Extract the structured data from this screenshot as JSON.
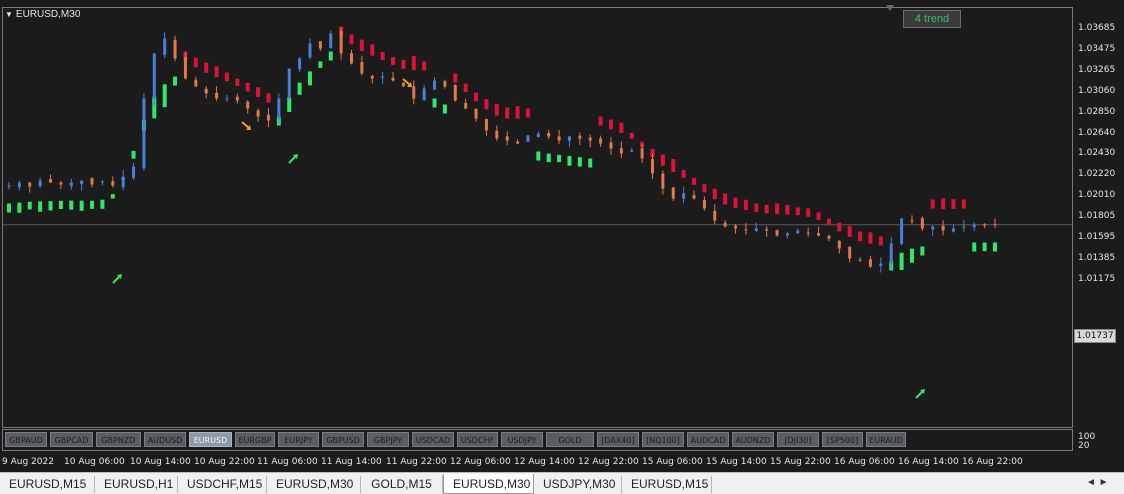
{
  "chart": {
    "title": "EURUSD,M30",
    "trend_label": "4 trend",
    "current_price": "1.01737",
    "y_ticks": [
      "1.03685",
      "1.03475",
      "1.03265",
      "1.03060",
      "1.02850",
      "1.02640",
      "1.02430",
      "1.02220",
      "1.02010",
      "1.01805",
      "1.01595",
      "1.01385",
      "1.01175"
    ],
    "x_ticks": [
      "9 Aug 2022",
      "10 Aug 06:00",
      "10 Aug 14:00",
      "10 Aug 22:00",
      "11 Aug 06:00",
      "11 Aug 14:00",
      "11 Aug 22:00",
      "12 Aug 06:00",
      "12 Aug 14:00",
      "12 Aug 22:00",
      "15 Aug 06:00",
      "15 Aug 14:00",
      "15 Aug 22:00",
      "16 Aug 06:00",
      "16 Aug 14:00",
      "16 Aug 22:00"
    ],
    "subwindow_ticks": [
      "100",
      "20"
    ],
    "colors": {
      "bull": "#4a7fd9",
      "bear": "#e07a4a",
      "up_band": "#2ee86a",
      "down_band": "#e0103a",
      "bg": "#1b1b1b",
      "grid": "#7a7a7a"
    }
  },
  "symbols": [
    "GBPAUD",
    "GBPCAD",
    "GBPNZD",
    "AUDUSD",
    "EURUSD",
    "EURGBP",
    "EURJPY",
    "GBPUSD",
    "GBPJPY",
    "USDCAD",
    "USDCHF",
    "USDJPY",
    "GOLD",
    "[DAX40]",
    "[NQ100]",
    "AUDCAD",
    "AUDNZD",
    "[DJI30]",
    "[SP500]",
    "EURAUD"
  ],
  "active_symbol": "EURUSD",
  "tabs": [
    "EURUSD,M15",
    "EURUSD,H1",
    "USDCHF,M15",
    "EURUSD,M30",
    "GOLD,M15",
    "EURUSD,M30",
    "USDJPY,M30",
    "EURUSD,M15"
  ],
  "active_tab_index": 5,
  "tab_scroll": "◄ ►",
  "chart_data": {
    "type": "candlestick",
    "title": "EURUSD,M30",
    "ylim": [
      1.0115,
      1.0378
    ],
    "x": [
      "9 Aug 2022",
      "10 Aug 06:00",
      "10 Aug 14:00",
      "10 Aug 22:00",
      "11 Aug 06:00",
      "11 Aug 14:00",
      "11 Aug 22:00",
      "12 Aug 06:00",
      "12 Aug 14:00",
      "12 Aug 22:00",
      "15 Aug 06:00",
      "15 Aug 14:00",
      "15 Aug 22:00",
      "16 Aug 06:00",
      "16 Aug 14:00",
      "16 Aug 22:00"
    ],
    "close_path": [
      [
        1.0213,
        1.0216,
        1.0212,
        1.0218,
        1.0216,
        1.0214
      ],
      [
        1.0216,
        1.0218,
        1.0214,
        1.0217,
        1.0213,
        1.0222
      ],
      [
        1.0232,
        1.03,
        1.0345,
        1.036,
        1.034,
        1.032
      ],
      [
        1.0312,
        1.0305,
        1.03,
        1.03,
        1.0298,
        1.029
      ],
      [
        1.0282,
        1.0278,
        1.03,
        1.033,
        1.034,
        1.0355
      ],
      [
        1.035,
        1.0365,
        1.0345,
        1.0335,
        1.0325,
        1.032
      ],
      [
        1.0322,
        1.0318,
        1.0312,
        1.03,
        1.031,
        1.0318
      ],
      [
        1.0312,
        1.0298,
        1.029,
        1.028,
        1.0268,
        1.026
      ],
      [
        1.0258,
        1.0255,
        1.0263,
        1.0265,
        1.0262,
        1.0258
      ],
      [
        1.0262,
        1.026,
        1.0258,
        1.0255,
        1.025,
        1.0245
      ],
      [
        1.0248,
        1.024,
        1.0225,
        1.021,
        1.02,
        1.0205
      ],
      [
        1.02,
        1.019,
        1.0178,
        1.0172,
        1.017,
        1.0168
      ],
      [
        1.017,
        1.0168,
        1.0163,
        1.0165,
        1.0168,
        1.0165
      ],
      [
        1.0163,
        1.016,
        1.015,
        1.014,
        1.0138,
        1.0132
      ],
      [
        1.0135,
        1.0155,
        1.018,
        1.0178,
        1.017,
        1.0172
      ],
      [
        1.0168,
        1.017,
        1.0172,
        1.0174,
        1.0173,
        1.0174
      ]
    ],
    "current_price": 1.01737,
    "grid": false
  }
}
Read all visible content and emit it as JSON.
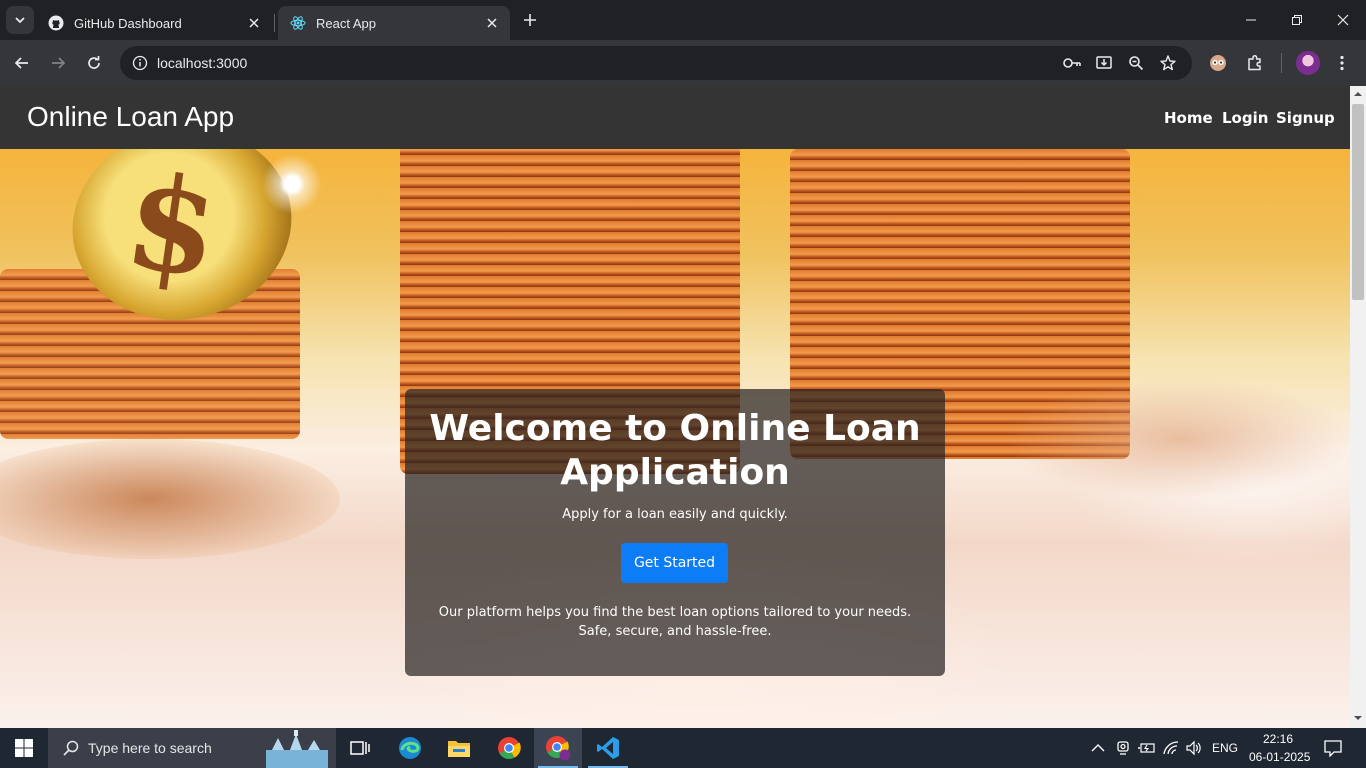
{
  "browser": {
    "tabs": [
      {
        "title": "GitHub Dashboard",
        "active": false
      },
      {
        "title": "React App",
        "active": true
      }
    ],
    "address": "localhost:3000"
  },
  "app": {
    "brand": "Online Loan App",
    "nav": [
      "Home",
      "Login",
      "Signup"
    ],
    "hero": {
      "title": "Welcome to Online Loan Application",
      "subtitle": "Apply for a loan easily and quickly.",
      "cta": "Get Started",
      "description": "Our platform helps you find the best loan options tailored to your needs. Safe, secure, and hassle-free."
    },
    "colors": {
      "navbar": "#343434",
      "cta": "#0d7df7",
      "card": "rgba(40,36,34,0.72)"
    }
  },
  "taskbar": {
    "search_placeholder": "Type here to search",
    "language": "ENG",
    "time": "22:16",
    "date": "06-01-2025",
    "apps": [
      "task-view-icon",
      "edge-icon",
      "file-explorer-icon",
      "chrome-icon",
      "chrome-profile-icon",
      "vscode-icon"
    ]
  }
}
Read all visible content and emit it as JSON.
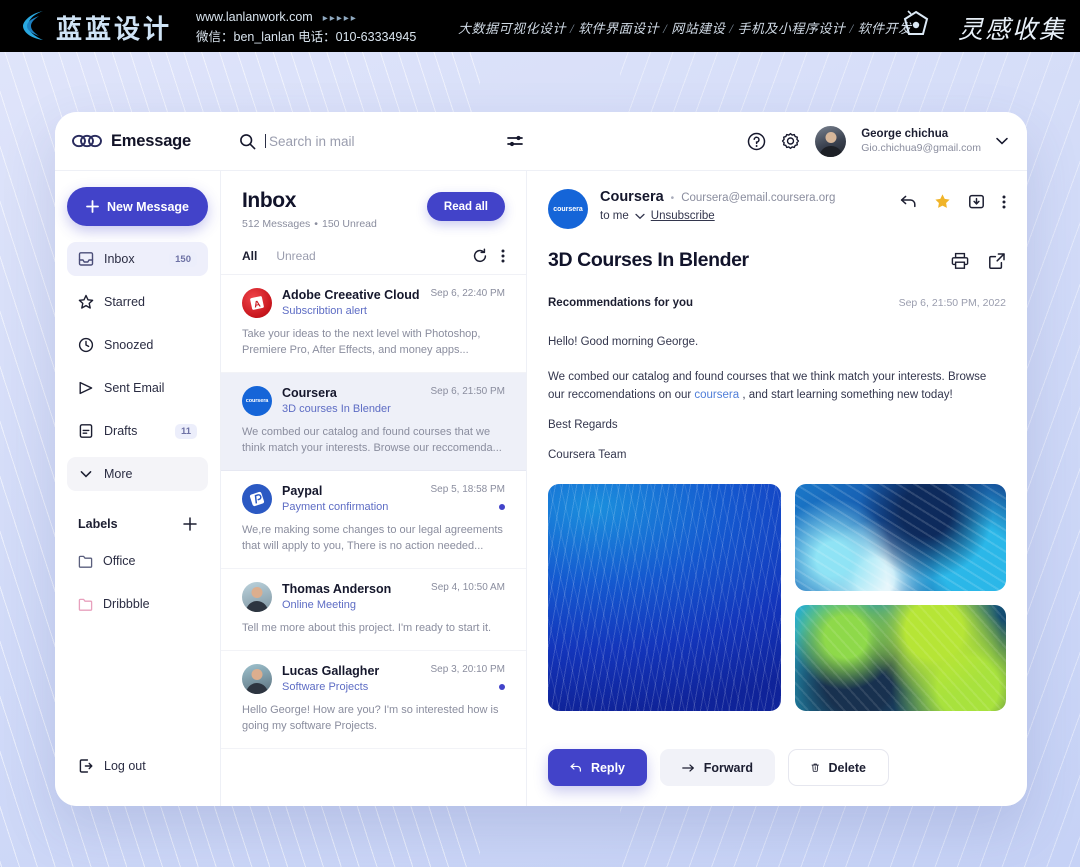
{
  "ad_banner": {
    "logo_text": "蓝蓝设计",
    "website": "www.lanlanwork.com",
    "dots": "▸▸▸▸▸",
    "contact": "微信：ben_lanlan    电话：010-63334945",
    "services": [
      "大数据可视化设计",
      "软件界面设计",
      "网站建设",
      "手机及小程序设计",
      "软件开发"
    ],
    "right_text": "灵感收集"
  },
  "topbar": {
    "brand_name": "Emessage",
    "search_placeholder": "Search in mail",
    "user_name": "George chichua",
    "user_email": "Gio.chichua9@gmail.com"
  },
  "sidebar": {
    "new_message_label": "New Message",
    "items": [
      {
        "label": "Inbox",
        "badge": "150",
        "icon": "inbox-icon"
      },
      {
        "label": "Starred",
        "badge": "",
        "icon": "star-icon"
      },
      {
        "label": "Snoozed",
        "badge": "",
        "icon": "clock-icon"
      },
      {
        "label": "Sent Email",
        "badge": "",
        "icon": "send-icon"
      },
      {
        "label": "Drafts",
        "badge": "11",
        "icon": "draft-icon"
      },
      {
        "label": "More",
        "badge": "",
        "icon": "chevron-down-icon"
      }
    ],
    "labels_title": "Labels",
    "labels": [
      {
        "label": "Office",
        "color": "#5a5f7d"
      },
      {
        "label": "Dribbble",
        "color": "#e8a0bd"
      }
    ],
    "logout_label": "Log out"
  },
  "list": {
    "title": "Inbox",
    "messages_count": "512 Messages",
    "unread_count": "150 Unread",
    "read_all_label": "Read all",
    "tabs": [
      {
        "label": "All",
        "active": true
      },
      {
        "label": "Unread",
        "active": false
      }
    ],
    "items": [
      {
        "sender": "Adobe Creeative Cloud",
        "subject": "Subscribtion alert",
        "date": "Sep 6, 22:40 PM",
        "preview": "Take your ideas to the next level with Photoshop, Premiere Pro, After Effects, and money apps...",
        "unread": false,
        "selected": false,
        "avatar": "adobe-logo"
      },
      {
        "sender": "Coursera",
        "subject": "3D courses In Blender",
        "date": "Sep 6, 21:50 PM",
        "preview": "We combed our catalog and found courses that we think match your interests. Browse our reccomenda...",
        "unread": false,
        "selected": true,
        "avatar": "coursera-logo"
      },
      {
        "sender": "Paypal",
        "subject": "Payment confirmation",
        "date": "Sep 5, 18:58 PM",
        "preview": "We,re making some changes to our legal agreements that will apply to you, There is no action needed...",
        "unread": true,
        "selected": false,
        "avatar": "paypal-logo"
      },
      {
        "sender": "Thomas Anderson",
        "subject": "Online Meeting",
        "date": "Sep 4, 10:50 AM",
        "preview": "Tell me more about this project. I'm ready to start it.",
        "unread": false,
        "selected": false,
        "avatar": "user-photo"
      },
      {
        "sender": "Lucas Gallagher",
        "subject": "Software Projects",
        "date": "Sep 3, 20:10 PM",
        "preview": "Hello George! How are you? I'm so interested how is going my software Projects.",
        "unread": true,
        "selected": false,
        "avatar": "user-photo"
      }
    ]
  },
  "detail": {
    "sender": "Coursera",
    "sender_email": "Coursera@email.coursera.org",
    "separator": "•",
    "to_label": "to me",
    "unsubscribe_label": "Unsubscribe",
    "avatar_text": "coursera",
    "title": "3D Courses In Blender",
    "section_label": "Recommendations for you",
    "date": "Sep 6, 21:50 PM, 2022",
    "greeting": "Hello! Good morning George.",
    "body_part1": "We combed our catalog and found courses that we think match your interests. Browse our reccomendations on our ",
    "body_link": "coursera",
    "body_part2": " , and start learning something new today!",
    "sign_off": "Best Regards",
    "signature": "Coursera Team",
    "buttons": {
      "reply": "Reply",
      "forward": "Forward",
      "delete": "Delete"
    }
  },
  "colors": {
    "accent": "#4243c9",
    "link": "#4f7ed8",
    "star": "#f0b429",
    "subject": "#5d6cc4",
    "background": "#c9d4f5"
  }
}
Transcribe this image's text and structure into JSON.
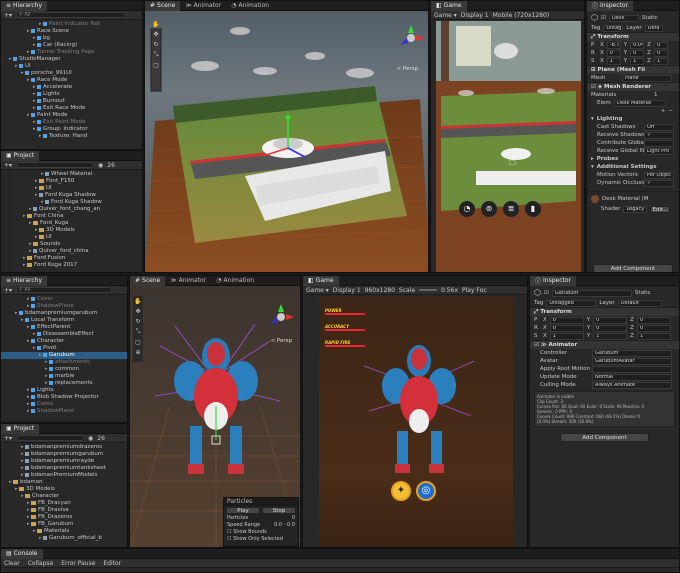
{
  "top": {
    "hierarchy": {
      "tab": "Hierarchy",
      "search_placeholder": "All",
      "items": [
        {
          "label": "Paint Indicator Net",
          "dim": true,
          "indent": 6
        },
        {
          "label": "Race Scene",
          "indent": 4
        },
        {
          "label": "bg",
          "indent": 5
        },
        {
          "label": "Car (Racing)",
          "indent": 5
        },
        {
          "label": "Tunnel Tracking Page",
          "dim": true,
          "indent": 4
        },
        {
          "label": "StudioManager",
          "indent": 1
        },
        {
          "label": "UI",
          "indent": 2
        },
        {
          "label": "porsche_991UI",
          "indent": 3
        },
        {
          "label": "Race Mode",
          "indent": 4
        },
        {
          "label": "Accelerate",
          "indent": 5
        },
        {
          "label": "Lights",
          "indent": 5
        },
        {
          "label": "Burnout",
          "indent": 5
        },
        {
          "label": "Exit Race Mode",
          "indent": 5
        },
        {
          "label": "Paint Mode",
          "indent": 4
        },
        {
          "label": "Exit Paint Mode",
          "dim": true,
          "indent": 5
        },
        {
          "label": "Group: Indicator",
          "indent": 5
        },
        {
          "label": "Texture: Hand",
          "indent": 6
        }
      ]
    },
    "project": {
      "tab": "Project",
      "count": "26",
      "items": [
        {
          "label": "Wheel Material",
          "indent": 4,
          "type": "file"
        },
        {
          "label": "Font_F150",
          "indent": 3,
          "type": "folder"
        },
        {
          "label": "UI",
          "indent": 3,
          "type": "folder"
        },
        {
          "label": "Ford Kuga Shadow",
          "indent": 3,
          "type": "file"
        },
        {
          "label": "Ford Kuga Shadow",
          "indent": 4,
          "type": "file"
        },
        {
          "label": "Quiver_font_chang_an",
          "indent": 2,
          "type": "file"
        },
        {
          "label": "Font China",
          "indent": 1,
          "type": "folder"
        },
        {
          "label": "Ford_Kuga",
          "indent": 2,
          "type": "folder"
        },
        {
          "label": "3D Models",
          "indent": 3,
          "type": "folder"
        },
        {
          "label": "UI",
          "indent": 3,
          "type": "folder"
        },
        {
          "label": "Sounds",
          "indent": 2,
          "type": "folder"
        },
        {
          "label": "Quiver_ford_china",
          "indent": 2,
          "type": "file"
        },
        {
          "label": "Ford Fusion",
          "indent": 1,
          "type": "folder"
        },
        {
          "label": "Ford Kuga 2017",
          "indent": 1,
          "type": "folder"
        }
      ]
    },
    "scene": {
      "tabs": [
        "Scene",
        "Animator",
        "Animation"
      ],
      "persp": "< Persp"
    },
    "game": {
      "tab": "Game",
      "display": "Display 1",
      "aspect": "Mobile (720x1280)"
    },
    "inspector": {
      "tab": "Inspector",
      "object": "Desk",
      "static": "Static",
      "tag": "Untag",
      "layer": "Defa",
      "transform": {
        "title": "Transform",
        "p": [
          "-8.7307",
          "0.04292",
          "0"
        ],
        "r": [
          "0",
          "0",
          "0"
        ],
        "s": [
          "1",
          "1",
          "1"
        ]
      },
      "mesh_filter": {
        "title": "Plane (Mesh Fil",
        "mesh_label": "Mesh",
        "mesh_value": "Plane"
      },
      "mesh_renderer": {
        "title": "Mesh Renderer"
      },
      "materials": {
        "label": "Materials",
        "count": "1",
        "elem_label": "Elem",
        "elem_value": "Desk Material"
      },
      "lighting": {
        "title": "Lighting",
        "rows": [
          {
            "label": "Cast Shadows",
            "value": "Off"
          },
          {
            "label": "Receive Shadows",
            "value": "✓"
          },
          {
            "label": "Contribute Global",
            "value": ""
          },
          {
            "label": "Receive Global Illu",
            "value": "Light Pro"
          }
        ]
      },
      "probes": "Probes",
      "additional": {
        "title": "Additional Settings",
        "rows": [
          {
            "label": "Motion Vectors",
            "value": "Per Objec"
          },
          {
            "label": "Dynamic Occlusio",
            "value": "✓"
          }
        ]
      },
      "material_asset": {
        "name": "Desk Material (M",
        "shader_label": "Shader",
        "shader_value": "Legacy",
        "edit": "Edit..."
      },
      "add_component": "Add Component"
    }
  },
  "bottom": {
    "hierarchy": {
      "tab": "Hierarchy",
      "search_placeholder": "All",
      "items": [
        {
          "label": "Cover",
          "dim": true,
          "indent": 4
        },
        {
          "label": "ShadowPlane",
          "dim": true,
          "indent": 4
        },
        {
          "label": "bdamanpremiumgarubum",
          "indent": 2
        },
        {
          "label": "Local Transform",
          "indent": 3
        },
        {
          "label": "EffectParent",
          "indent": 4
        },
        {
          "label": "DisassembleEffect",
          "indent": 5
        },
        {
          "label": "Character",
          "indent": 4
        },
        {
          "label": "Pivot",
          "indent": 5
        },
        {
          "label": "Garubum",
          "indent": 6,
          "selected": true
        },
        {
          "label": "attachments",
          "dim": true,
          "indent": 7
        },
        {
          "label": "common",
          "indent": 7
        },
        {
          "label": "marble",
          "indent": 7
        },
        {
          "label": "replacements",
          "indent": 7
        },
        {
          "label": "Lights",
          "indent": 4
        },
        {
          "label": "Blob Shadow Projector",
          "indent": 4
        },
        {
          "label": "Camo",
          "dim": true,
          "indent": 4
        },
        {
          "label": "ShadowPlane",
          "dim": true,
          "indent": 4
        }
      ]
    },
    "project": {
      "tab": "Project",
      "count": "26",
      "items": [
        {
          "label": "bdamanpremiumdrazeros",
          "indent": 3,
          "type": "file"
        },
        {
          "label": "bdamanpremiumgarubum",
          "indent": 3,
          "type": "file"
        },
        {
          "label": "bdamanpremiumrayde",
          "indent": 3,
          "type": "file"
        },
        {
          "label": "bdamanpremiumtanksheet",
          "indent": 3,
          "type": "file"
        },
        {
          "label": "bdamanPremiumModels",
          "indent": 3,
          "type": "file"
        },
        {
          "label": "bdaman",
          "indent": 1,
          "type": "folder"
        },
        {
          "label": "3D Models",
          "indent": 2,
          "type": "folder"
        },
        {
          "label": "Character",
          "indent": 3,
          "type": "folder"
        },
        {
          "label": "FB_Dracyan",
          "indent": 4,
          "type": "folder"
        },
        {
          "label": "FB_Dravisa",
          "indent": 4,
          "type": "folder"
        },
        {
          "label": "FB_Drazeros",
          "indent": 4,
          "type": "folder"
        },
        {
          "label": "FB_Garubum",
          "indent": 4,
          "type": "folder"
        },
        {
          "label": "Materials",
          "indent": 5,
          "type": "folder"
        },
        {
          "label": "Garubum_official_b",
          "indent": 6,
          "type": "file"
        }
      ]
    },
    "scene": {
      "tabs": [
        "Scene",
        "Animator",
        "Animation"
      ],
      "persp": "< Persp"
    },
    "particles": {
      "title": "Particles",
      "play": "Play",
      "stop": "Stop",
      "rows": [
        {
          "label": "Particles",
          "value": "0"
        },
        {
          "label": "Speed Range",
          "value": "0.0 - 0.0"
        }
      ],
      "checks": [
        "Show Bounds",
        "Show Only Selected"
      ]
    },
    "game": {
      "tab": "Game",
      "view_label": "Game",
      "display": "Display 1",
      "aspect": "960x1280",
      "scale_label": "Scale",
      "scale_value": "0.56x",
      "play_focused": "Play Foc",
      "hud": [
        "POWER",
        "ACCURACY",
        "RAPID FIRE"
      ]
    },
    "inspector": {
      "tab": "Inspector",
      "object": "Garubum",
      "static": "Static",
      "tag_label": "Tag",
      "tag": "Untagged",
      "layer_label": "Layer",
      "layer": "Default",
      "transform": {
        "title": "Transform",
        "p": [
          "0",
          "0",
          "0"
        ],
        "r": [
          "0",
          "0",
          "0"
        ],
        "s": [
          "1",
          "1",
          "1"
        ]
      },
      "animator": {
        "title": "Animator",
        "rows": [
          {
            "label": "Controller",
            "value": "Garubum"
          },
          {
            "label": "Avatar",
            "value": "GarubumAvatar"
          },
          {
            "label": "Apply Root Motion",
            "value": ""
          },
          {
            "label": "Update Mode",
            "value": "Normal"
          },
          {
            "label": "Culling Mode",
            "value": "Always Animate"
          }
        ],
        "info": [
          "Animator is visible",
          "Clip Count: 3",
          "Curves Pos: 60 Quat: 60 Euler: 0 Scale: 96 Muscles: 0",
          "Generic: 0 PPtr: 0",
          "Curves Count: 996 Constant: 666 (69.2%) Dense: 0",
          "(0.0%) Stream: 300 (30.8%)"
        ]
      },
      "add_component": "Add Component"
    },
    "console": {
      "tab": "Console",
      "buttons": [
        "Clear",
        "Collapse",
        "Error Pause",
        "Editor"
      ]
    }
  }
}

● What the exercise asks
In the records above, find each line holding "Online" and copy it.

● Output below
    "brand": "Online Loan App",
      "title": "Welcome to Online Loan Application",
        "subject": "Online Meeting",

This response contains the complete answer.